YOUR TASK: Copy out each line of the material below that holds the string "sommeil".

SUPPLIED MATERIAL:
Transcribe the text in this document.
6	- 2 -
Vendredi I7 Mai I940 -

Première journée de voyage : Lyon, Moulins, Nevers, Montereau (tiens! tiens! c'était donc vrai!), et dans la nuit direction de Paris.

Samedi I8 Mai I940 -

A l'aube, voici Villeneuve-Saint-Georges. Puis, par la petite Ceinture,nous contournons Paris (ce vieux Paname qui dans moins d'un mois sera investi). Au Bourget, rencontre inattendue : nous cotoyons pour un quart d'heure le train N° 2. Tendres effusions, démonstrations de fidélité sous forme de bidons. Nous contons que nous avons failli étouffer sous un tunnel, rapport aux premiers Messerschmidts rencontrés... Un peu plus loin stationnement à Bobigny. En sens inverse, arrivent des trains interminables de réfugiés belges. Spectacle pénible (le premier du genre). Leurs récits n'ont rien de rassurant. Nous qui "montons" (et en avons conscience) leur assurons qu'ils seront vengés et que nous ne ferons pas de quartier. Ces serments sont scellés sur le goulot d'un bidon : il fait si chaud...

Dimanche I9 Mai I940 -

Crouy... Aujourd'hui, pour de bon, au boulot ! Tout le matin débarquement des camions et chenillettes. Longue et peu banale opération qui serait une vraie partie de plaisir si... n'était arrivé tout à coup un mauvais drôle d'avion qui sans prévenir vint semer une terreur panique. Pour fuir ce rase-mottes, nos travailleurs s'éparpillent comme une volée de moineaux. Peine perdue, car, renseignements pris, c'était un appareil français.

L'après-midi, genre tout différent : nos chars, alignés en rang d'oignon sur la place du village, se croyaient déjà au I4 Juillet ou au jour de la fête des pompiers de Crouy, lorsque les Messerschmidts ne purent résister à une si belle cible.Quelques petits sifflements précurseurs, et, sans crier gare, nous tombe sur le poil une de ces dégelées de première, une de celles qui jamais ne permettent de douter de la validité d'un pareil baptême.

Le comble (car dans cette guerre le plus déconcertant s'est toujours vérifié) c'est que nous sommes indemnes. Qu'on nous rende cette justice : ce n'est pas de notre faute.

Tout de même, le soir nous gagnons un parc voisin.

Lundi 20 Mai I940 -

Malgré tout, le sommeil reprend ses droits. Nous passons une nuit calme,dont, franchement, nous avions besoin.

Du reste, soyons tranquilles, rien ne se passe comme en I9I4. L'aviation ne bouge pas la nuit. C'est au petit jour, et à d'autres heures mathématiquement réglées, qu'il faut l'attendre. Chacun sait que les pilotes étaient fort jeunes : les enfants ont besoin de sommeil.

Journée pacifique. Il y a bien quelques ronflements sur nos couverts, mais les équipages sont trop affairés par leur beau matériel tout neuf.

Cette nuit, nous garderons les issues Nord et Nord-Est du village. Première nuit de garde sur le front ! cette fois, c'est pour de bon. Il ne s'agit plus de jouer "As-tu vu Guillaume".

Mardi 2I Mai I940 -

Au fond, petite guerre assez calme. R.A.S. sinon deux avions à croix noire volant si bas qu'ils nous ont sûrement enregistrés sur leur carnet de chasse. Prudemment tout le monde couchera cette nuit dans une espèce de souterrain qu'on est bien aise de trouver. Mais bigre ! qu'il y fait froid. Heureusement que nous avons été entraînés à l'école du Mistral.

THE REPLY:
Malgré tout, le sommeil reprend ses droits. Nous passons une nuit calme,dont, franchement, nous avions besoin.
Du reste, soyons tranquilles, rien ne se passe comme en I9I4. L'aviation ne bouge pas la nuit. C'est au petit jour, et à d'autres heures mathématiquement réglées, qu'il faut l'attendre. Chacun sait que les pilotes étaient fort jeunes : les enfants ont besoin de sommeil.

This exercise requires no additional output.